▶ **Stated exercise**
Report all lines holding "name".
....................
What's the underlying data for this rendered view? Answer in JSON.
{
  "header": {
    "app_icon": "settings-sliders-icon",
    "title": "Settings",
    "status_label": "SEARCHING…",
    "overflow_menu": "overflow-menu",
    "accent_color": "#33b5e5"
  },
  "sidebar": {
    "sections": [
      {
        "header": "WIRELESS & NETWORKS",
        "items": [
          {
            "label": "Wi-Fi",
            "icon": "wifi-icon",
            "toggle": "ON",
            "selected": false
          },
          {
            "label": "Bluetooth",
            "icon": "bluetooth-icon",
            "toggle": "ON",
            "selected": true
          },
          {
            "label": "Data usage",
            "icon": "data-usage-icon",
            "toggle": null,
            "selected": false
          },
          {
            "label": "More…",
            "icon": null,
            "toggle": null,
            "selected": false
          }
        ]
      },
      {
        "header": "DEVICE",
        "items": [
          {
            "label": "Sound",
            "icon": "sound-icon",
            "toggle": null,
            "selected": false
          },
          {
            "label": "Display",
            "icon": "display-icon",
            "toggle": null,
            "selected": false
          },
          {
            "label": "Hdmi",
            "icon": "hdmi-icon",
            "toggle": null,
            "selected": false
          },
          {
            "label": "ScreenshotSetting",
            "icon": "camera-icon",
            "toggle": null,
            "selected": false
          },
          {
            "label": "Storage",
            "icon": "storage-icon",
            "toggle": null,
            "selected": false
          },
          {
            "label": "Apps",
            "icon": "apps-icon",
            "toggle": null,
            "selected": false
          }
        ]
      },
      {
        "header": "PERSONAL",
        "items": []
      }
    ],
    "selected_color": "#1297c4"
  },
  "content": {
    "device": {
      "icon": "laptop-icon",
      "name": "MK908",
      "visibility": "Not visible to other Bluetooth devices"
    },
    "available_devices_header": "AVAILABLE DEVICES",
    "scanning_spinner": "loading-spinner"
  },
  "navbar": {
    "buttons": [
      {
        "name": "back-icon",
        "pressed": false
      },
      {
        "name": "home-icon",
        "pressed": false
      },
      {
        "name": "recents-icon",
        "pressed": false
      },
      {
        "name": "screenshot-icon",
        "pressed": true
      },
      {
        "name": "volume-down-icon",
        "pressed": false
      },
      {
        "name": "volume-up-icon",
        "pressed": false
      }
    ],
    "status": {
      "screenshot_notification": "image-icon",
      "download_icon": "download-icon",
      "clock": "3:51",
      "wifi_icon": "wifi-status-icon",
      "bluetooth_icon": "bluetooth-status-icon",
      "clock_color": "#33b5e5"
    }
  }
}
....................
▶ **The output**
      "name": "MK908",
        "name": "back-icon",
        "name": "home-icon",
        "name": "recents-icon",
        "name": "screenshot-icon",
        "name": "volume-down-icon",
        "name": "volume-up-icon",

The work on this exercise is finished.